# [TASK]
If a line in the records below holds the word "title", copy it.

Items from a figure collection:
^^^^^^^^^^^^^^^^
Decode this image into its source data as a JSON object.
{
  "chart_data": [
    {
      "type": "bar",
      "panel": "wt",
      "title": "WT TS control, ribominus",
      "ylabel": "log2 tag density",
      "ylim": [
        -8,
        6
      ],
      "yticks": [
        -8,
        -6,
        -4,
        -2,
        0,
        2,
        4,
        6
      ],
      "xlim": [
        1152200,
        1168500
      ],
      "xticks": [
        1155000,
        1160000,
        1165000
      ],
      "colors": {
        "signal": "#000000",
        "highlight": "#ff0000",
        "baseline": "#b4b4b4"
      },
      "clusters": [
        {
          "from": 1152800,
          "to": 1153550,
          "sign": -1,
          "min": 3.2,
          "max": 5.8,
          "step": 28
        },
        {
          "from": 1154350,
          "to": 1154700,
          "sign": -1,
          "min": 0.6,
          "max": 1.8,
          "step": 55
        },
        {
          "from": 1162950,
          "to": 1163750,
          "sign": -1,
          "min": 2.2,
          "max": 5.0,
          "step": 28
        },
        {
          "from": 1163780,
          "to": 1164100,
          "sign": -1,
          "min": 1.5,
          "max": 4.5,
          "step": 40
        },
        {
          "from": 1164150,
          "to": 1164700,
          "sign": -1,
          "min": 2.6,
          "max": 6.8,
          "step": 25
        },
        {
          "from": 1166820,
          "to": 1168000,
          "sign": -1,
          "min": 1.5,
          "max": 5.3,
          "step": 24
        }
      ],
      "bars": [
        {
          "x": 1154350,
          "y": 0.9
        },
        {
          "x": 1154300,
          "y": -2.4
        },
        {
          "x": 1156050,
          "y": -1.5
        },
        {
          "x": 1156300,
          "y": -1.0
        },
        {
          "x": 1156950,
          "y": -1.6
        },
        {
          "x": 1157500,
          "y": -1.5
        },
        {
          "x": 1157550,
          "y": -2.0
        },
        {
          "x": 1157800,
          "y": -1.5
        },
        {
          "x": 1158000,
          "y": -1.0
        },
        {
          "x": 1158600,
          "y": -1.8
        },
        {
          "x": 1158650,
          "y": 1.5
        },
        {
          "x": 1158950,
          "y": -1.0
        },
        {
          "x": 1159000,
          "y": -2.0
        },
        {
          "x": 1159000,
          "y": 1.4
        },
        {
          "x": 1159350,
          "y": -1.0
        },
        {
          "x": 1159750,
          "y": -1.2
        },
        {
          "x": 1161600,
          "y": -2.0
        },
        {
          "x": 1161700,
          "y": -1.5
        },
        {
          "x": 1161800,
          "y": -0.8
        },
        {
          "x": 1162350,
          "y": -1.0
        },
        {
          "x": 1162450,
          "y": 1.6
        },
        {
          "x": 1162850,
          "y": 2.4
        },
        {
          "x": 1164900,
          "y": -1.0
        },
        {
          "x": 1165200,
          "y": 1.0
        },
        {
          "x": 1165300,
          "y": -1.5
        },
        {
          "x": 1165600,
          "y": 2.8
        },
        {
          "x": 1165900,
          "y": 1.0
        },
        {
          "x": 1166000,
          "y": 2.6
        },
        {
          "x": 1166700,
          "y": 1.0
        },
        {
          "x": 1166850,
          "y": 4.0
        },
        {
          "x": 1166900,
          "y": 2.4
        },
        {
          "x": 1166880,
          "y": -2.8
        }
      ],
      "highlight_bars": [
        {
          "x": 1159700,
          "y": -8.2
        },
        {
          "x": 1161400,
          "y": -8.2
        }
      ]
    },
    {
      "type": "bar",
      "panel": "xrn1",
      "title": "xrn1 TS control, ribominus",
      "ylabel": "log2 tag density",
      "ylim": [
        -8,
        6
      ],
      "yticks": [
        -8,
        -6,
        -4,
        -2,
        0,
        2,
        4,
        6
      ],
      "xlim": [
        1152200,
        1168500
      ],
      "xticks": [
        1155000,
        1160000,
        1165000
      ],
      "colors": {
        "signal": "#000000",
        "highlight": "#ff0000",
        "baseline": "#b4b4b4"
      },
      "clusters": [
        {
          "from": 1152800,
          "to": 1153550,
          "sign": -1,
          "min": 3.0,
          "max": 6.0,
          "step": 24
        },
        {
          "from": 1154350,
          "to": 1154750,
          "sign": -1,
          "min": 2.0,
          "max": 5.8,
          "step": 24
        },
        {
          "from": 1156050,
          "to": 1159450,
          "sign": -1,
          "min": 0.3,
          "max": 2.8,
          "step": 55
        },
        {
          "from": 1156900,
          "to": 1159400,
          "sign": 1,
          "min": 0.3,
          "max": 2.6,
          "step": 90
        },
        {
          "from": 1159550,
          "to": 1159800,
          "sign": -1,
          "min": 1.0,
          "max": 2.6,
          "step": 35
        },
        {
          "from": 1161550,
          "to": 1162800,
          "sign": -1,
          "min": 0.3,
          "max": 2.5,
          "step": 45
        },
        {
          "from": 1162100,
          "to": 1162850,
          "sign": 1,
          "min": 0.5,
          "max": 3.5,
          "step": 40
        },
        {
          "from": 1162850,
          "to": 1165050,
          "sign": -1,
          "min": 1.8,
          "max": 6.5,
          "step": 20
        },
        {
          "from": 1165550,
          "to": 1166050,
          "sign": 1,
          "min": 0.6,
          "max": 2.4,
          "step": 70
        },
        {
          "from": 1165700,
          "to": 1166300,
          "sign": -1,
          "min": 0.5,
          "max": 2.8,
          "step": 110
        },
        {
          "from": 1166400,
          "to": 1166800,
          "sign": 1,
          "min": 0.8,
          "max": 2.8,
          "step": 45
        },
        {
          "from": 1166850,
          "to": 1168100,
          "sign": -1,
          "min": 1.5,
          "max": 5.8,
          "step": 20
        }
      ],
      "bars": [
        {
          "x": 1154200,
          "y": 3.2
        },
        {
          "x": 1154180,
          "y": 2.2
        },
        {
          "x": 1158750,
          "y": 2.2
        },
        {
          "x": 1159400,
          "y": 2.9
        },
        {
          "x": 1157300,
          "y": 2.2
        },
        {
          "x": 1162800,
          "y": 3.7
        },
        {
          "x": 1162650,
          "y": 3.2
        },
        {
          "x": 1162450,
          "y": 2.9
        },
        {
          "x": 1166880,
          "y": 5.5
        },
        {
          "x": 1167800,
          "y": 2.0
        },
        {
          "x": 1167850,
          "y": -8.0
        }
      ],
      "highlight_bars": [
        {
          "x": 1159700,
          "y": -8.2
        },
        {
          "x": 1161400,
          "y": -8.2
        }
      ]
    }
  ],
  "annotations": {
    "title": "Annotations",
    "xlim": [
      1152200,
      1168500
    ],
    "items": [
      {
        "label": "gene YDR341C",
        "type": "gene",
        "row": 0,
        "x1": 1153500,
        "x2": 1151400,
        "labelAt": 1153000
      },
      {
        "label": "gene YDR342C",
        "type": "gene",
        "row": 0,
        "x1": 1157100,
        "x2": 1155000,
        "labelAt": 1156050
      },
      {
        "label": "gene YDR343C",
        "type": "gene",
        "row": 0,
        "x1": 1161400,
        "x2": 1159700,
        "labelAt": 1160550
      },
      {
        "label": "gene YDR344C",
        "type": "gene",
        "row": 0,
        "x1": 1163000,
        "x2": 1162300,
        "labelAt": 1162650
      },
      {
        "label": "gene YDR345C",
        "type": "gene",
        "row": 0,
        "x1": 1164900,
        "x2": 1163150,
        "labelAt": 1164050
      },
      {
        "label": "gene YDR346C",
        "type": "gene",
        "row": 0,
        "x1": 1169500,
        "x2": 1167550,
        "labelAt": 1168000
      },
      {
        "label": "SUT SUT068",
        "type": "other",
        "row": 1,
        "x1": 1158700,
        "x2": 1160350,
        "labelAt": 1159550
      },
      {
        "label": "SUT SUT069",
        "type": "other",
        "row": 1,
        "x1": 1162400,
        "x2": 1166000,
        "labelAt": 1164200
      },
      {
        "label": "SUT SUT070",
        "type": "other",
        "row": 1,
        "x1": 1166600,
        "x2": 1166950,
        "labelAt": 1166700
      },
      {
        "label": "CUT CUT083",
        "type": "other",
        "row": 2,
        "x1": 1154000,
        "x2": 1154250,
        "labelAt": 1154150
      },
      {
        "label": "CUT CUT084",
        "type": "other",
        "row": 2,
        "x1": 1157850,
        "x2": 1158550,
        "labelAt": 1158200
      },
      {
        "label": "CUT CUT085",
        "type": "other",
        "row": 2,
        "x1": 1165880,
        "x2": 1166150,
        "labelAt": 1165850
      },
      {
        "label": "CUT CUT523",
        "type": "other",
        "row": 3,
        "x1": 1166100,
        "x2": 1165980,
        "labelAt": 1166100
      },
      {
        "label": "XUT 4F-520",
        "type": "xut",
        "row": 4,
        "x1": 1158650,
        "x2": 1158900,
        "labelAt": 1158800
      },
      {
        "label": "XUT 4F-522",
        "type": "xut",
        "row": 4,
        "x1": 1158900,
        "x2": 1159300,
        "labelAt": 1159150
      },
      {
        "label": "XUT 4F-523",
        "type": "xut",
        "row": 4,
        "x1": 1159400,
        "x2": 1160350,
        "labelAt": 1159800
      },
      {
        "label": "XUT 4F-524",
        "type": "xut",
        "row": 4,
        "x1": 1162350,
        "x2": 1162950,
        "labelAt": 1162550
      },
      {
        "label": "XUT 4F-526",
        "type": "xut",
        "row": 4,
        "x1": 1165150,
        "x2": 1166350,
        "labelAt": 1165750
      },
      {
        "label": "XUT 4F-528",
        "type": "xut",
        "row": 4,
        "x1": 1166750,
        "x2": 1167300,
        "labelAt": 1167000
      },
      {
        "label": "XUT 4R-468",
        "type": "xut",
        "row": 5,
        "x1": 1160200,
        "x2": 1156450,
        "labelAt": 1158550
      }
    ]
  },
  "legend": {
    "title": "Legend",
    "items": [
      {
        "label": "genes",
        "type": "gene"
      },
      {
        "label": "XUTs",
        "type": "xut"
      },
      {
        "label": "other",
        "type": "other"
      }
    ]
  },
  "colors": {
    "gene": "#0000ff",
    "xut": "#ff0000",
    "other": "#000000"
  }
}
^^^^^^^^^^^^^^^^
# [WRITTEN SOLUTION]
      "title": "WT TS control, ribominus",
      "title": "xrn1 TS control, ribominus",
    "title": "Annotations",
    "title": "Legend",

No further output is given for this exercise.